-- Begin --

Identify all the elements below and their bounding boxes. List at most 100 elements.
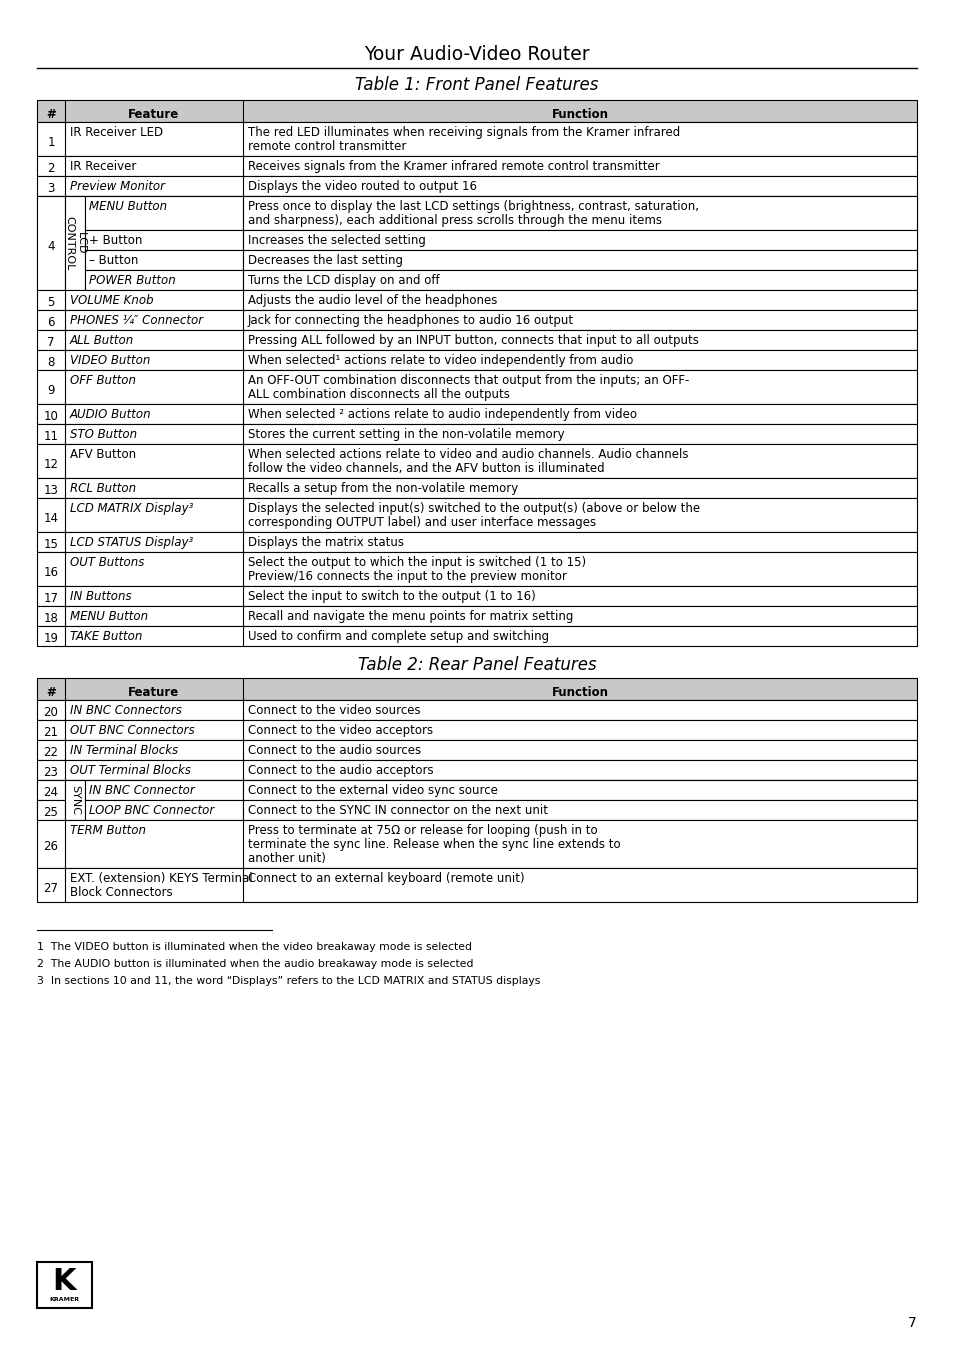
Text: terminate the sync line. Release when the sync line extends to: terminate the sync line. Release when th…	[248, 838, 620, 852]
Text: Receives signals from the Kramer infrared remote control transmitter: Receives signals from the Kramer infrare…	[248, 160, 659, 173]
Text: Table 2: Rear Panel Features: Table 2: Rear Panel Features	[357, 655, 596, 674]
Text: 12: 12	[44, 458, 58, 470]
Bar	[37, 678, 916, 700]
Bar	[37, 720, 916, 741]
Text: 2: 2	[48, 162, 54, 176]
Text: 5: 5	[48, 297, 54, 310]
Text: STO Button: STO Button	[70, 428, 137, 441]
Text: Connect to the video acceptors: Connect to the video acceptors	[248, 724, 433, 737]
Bar	[37, 741, 916, 760]
Text: Select the output to which the input is switched (1 to 15): Select the output to which the input is …	[248, 556, 585, 569]
Bar	[85, 800, 243, 821]
Bar	[37, 176, 916, 196]
Text: Select the input to switch to the output (1 to 16): Select the input to switch to the output…	[248, 590, 536, 603]
Bar	[37, 700, 916, 720]
Text: 9: 9	[48, 383, 54, 397]
Text: Connect to the external video sync source: Connect to the external video sync sourc…	[248, 784, 497, 798]
Text: OUT Terminal Blocks: OUT Terminal Blocks	[70, 764, 191, 777]
Text: 24: 24	[44, 787, 58, 799]
Text: An OFF-OUT combination disconnects that output from the inputs; an OFF-: An OFF-OUT combination disconnects that …	[248, 374, 689, 387]
Text: 13: 13	[44, 485, 58, 497]
Text: MENU Button: MENU Button	[70, 611, 148, 623]
Bar	[37, 196, 916, 290]
Text: Used to confirm and complete setup and switching: Used to confirm and complete setup and s…	[248, 630, 549, 643]
Text: – Button: – Button	[89, 255, 138, 267]
Text: LOOP BNC Connector: LOOP BNC Connector	[89, 804, 214, 816]
Text: 4: 4	[48, 240, 54, 252]
Text: 21: 21	[44, 727, 58, 739]
Text: 1  The VIDEO button is illuminated when the video breakaway mode is selected: 1 The VIDEO button is illuminated when t…	[37, 942, 472, 952]
Text: 20: 20	[44, 707, 58, 719]
Bar	[65, 196, 85, 290]
Text: Connect to the audio acceptors: Connect to the audio acceptors	[248, 764, 434, 777]
Text: When selected¹ actions relate to video independently from audio: When selected¹ actions relate to video i…	[248, 353, 633, 367]
Text: LCD STATUS Display³: LCD STATUS Display³	[70, 536, 193, 548]
Text: Connect to an external keyboard (remote unit): Connect to an external keyboard (remote …	[248, 872, 524, 886]
Bar	[37, 626, 916, 646]
Text: 2  The AUDIO button is illuminated when the audio breakaway mode is selected: 2 The AUDIO button is illuminated when t…	[37, 959, 473, 969]
Bar	[85, 269, 243, 290]
Text: KRAMER: KRAMER	[50, 1297, 79, 1303]
Bar	[65, 780, 85, 821]
Text: IR Receiver: IR Receiver	[70, 160, 136, 173]
Bar	[85, 250, 243, 269]
Text: IN BNC Connector: IN BNC Connector	[89, 784, 194, 798]
Text: 19: 19	[44, 632, 58, 646]
Bar	[37, 370, 916, 403]
Bar	[37, 424, 916, 444]
Text: 22: 22	[44, 746, 58, 760]
Text: 3  In sections 10 and 11, the word “Displays” refers to the LCD MATRIX and STATU: 3 In sections 10 and 11, the word “Displ…	[37, 976, 539, 986]
Text: IR Receiver LED: IR Receiver LED	[70, 126, 163, 139]
Text: AFV Button: AFV Button	[70, 448, 136, 460]
Text: Displays the matrix status: Displays the matrix status	[248, 536, 403, 548]
Text: 16: 16	[44, 566, 58, 578]
Text: 15: 15	[44, 539, 58, 551]
Text: ALL Button: ALL Button	[70, 334, 134, 347]
Text: follow the video channels, and the AFV button is illuminated: follow the video channels, and the AFV b…	[248, 462, 604, 475]
Text: AUDIO Button: AUDIO Button	[70, 408, 152, 421]
Text: Connect to the video sources: Connect to the video sources	[248, 704, 420, 718]
Text: Block Connectors: Block Connectors	[70, 886, 172, 899]
Bar	[37, 868, 916, 902]
Text: Function: Function	[551, 685, 608, 699]
Text: 6: 6	[48, 317, 54, 329]
Bar	[37, 780, 65, 800]
Text: Pressing ALL followed by an INPUT button, connects that input to all outputs: Pressing ALL followed by an INPUT button…	[248, 334, 699, 347]
Text: Feature: Feature	[129, 107, 179, 121]
Bar	[37, 760, 916, 780]
Text: IN Terminal Blocks: IN Terminal Blocks	[70, 743, 178, 757]
Text: Preview Monitor: Preview Monitor	[70, 180, 165, 194]
Text: 7: 7	[907, 1316, 916, 1330]
Text: When selected actions relate to video and audio channels. Audio channels: When selected actions relate to video an…	[248, 448, 688, 460]
Text: Decreases the last setting: Decreases the last setting	[248, 255, 402, 267]
Text: 23: 23	[44, 766, 58, 780]
Text: Your Audio-Video Router: Your Audio-Video Router	[364, 45, 589, 64]
Bar	[37, 532, 916, 552]
Text: Press to terminate at 75Ω or release for looping (push in to: Press to terminate at 75Ω or release for…	[248, 825, 597, 837]
Bar	[37, 330, 916, 349]
Text: Recall and navigate the menu points for matrix setting: Recall and navigate the menu points for …	[248, 611, 573, 623]
Bar	[37, 478, 916, 498]
Bar	[37, 310, 916, 330]
Text: Recalls a setup from the non-volatile memory: Recalls a setup from the non-volatile me…	[248, 482, 517, 496]
Bar	[37, 498, 916, 532]
Bar	[37, 100, 916, 122]
Bar	[85, 196, 243, 230]
Text: OUT Buttons: OUT Buttons	[70, 556, 144, 569]
Text: SYNC: SYNC	[70, 785, 80, 815]
Bar	[243, 196, 916, 230]
Text: 11: 11	[44, 431, 58, 444]
Bar	[37, 122, 916, 156]
Bar	[37, 1262, 91, 1308]
Text: The red LED illuminates when receiving signals from the Kramer infrared: The red LED illuminates when receiving s…	[248, 126, 679, 139]
Bar	[37, 156, 916, 176]
Text: IN BNC Connectors: IN BNC Connectors	[70, 704, 182, 718]
Bar	[243, 800, 916, 821]
Text: TAKE Button: TAKE Button	[70, 630, 142, 643]
Text: + Button: + Button	[89, 234, 142, 246]
Text: 14: 14	[44, 512, 58, 524]
Text: #: #	[46, 685, 56, 699]
Text: Adjusts the audio level of the headphones: Adjusts the audio level of the headphone…	[248, 294, 497, 307]
Text: #: #	[46, 107, 56, 121]
Text: K: K	[52, 1267, 76, 1296]
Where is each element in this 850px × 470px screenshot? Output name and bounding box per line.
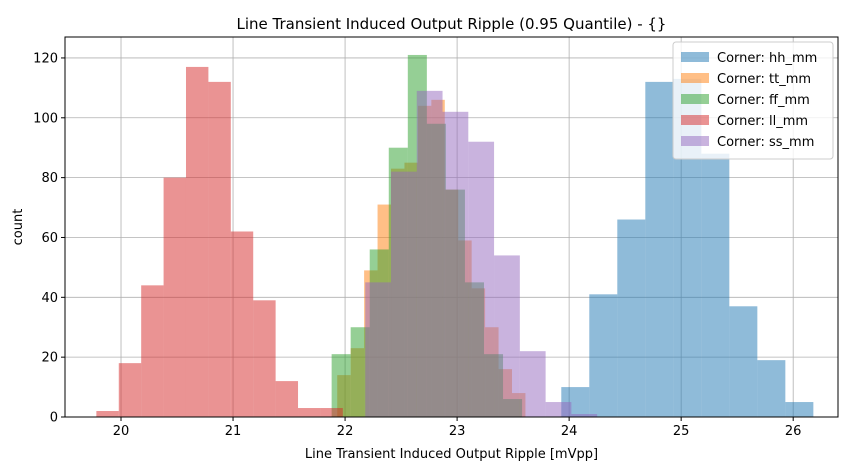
histogram-bar — [571, 414, 598, 417]
legend-label: Corner: ll_mm — [717, 114, 808, 129]
y-tick-label: 60 — [41, 231, 58, 246]
histogram-bar — [442, 111, 469, 417]
series-corner-ss-mm — [365, 90, 598, 417]
legend-swatch — [681, 115, 709, 125]
series-corner-ll-mm — [96, 66, 343, 417]
histogram-bar — [391, 171, 417, 417]
legend-label: Corner: hh_mm — [717, 51, 817, 66]
x-axis-title: Line Transient Induced Output Ripple [mV… — [305, 447, 598, 462]
y-tick-label: 100 — [33, 111, 58, 126]
histogram-bar — [416, 90, 443, 417]
x-tick-label: 25 — [673, 424, 690, 439]
histogram-bar — [185, 66, 209, 417]
legend-label: Corner: ss_mm — [717, 135, 814, 150]
histogram-bar — [519, 351, 546, 417]
histogram-bar — [275, 381, 299, 417]
legend-swatch — [681, 52, 709, 62]
chart-title: Line Transient Induced Output Ripple (0.… — [237, 15, 667, 33]
legend: Corner: hh_mm Corner: tt_mm Corner: ff_mm C… — [672, 41, 834, 160]
ticks: 20 21 22 23 24 25 26 0 20 40 60 80 100 120 — [33, 51, 801, 439]
histogram-bar — [645, 81, 674, 417]
histogram-bar — [701, 153, 730, 417]
histogram-bar — [545, 402, 572, 417]
y-tick-label: 0 — [50, 411, 58, 426]
histogram-bar — [494, 255, 520, 417]
legend-label: Corner: ff_mm — [717, 93, 810, 108]
histogram-bar — [208, 81, 231, 417]
histogram-bar — [331, 354, 351, 417]
x-tick-label: 22 — [337, 424, 354, 439]
histogram-bar — [230, 231, 254, 417]
legend-swatch — [681, 94, 709, 104]
legend-swatch — [681, 136, 709, 146]
y-tick-label: 40 — [41, 291, 58, 306]
histogram-bar — [785, 402, 814, 417]
x-tick-label: 26 — [785, 424, 802, 439]
y-tick-label: 120 — [33, 51, 58, 66]
histogram-bar — [350, 327, 370, 417]
histogram-bar — [320, 408, 343, 417]
y-tick-label: 80 — [41, 171, 58, 186]
legend-box — [672, 41, 834, 160]
y-axis-title: count — [11, 209, 26, 246]
x-tick-label: 23 — [449, 424, 466, 439]
plot-frame — [64, 36, 839, 418]
bars — [96, 54, 814, 417]
y-tick-label: 20 — [41, 351, 58, 366]
legend-swatch — [681, 73, 709, 83]
histogram-bar — [163, 177, 186, 417]
histogram-bar — [617, 219, 646, 417]
x-tick-label: 24 — [561, 424, 578, 439]
histogram-bar — [141, 285, 164, 417]
histogram-bar — [468, 141, 495, 417]
legend-label: Corner: tt_mm — [717, 72, 811, 87]
histogram-bar — [729, 306, 758, 417]
histogram-bar — [757, 360, 786, 417]
x-tick-label: 20 — [113, 424, 130, 439]
histogram-bar — [365, 282, 392, 417]
histogram-bar — [298, 408, 321, 417]
x-tick-label: 21 — [225, 424, 242, 439]
histogram-bar — [253, 300, 276, 417]
histogram-bar — [118, 363, 142, 417]
histogram-bar — [589, 294, 618, 417]
histogram-bar — [96, 411, 119, 417]
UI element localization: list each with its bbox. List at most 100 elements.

-- End --

■ Given instruction
Output the lines from the one containing "Text: terminate the" through the one containing "240, 54, 252]" as a JSON list of strings, one string per line, leaving out any blank lines.

■ The reply
[
  "Text: terminate the sync line. Release when the sync line extends to: terminate the sync line. Release when th…\t[248, 838, 620, 852]",
  "Text: Receives signals from the Kramer infrared remote control transmitter: Receives signals from the Kramer infrare…\t[248, 160, 659, 173]",
  "Text: Table 2: Rear Panel Features: Table 2: Rear Panel Features\t[357, 655, 596, 674]",
  "Text: 12: 12\t[44, 458, 58, 470]",
  "Bar\t[37, 678, 916, 700]",
  "Bar\t[37, 720, 916, 741]",
  "Text: 2: 2\t[48, 162, 54, 176]",
  "Text: 5: 5\t[48, 297, 54, 310]",
  "Text: STO Button: STO Button\t[70, 428, 137, 441]",
  "Text: Connect to the video acceptors: Connect to the video acceptors\t[248, 724, 433, 737]",
  "Bar\t[37, 741, 916, 760]",
  "Text: Select the output to which the input is switched (1 to 15): Select the output to which the input is …\t[248, 556, 585, 569]",
  "Bar\t[85, 800, 243, 821]",
  "Bar\t[37, 176, 916, 196]",
  "Text: Select the input to switch to the output (1 to 16): Select the input to switch to the output…\t[248, 590, 536, 603]",
  "Bar\t[37, 700, 916, 720]",
  "Text: 9: 9\t[48, 383, 54, 397]",
  "Text: Connect to the external video sync source: Connect to the external video sync sourc…\t[248, 784, 497, 798]",
  "Text: OUT Terminal Blocks: OUT Terminal Blocks\t[70, 764, 191, 777]",
  "Text: 24: 24\t[44, 787, 58, 799]",
  "Text: An OFF-OUT combination disconnects that output from the inputs; an OFF-: An OFF-OUT combination disconnects that …\t[248, 374, 689, 387]",
  "Text: 13: 13\t[44, 485, 58, 497]",
  "Text: MENU Button: MENU Button\t[70, 611, 148, 623]",
  "Bar\t[37, 196, 916, 290]",
  "Text: Used to confirm and complete setup and switching: Used to confirm and complete setup and s…\t[248, 630, 549, 643]",
  "Text: – Button: – Button\t[89, 255, 138, 267]",
  "Text: LOOP BNC Connector: LOOP BNC Connector\t[89, 804, 214, 816]",
  "Text: 4: 4\t[48, 240, 54, 252]"
]